» Extracted records
## start
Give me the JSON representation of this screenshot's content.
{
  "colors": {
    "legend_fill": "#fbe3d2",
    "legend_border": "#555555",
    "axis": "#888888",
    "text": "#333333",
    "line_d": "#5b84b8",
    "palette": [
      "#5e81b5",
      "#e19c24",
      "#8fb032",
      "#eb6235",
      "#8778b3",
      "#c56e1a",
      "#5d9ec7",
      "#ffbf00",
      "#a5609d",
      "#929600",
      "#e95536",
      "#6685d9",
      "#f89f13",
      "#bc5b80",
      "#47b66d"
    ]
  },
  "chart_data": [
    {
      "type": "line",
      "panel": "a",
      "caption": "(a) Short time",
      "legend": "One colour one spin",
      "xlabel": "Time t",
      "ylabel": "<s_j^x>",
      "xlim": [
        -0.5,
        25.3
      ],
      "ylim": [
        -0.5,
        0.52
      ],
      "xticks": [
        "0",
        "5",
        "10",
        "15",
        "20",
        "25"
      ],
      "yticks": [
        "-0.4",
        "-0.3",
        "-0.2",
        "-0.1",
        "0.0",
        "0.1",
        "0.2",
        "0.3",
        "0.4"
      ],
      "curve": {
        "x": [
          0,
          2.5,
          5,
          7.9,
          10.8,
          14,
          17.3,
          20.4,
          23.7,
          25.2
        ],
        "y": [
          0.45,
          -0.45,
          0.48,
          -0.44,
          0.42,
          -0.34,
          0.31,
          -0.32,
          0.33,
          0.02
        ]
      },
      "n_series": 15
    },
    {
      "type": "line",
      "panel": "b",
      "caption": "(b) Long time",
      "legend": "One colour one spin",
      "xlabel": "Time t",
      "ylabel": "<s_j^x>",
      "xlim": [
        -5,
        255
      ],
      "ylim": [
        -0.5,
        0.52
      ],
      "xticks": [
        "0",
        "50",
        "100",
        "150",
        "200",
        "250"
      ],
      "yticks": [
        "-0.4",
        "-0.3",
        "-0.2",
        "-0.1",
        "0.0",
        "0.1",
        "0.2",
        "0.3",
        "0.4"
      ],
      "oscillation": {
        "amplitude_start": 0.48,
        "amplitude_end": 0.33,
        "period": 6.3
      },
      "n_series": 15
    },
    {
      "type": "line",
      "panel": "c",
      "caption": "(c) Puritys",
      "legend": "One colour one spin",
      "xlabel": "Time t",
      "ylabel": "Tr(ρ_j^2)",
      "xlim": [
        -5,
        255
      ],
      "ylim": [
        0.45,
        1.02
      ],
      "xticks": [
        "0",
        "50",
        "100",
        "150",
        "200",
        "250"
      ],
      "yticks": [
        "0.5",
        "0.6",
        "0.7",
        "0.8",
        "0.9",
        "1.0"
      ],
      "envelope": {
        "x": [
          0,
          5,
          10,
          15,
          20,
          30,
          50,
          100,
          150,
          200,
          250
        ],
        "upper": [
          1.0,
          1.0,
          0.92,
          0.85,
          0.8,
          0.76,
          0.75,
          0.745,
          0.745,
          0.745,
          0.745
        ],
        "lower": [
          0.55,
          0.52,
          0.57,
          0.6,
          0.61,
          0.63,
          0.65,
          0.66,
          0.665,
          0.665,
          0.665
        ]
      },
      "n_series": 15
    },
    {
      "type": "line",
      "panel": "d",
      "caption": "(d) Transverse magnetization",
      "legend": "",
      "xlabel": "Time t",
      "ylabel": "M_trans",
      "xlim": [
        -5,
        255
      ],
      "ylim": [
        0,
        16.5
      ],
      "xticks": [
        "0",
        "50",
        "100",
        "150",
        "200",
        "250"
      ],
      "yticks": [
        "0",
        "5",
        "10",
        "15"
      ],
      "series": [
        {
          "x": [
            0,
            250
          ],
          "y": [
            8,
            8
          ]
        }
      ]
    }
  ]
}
## end
» Instruction
Look through the records and gather each line with the word "caption".

» Response to this task
      "caption": "(a) Short time",
      "caption": "(b) Long time",
      "caption": "(c) Puritys",
      "caption": "(d) Transverse magnetization",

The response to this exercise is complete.